--- START OF EXTRACTED MATERIAL ---

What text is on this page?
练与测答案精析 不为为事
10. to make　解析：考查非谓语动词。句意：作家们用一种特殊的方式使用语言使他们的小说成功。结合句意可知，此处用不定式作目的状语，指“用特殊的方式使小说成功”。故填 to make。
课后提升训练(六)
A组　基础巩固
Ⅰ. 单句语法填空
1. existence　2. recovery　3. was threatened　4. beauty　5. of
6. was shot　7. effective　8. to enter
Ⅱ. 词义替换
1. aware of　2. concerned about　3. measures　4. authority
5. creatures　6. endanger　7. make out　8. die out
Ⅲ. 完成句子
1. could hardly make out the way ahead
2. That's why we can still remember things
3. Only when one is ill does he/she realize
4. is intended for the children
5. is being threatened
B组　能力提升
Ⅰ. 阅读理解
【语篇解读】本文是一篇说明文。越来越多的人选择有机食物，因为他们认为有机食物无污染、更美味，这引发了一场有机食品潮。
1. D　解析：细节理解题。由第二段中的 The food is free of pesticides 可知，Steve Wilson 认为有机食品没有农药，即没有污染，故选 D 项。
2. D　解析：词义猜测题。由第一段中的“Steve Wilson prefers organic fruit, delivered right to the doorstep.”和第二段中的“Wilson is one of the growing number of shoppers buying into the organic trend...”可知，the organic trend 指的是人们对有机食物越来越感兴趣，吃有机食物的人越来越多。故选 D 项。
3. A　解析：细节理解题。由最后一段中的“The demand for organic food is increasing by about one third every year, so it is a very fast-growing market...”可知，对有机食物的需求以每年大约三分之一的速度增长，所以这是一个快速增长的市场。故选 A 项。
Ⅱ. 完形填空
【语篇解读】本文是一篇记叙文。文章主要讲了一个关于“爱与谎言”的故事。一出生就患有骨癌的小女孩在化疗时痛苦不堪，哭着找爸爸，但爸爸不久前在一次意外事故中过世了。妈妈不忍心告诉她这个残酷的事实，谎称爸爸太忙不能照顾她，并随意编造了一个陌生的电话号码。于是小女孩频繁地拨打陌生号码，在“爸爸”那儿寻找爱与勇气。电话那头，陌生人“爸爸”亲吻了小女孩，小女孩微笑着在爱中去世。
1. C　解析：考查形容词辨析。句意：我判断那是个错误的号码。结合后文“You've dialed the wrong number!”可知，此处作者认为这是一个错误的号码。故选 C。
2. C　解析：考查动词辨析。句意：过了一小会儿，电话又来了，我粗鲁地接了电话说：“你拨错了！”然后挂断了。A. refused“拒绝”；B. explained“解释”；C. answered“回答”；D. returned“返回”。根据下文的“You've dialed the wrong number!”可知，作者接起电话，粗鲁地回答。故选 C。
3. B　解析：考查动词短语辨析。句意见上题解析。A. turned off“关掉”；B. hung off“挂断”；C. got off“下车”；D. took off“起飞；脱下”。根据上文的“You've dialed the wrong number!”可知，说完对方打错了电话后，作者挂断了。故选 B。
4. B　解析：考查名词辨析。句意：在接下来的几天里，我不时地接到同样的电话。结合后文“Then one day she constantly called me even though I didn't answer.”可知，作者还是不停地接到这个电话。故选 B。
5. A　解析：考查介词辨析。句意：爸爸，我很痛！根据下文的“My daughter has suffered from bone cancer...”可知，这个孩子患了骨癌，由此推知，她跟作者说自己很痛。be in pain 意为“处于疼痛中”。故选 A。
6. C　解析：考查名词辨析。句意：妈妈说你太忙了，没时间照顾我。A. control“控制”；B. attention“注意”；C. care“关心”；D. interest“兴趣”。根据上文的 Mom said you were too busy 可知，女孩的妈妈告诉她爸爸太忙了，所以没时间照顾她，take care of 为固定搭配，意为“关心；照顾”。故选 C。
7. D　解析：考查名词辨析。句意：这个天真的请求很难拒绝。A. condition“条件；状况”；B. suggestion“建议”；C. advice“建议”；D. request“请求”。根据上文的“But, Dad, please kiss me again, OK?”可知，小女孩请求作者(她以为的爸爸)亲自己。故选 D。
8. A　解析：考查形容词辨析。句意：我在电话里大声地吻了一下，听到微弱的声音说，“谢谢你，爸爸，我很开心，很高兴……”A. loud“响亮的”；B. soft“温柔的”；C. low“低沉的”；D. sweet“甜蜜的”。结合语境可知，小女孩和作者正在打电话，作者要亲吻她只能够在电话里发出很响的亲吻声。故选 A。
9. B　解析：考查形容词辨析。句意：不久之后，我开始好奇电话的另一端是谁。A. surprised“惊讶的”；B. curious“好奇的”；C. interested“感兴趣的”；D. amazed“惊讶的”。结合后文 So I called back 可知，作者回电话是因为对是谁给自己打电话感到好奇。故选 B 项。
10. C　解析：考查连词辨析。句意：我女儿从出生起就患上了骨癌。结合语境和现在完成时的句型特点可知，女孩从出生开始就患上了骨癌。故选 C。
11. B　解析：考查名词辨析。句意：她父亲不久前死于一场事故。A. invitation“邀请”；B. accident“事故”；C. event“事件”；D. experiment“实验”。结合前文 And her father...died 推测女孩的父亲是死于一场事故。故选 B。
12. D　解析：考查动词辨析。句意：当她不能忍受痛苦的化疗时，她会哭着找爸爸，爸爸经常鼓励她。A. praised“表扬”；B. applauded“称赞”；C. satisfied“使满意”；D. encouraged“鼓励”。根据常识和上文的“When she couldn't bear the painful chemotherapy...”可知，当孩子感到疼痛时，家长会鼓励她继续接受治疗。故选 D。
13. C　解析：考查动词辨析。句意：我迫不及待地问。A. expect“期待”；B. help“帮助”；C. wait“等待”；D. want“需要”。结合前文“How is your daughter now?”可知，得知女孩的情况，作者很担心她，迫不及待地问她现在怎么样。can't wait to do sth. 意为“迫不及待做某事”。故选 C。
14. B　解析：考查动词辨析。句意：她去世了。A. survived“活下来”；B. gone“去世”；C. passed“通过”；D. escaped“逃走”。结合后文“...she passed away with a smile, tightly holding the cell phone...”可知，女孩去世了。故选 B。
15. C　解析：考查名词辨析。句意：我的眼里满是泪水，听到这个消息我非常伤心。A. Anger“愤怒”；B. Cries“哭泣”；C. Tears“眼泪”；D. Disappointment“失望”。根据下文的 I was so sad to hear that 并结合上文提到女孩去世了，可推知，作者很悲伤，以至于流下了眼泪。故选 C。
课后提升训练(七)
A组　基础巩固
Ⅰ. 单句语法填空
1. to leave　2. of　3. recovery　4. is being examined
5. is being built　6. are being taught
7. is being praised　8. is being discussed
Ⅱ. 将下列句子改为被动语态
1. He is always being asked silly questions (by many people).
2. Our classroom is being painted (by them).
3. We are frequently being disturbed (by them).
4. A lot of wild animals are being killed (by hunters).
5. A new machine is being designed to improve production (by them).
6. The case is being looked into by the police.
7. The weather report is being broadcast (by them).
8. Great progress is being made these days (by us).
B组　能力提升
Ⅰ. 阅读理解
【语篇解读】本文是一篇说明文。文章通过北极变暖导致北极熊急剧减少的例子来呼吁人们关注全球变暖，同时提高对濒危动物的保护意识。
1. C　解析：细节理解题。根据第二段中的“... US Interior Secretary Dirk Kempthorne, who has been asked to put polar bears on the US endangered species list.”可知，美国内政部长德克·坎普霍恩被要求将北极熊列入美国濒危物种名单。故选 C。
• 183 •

--- END OF EXTRACTED MATERIAL ---

_WHAT TO WORK ON_
Report the number of lines holding the string "daughter", without any other words.

_RESULT FOR THIS TASK_
2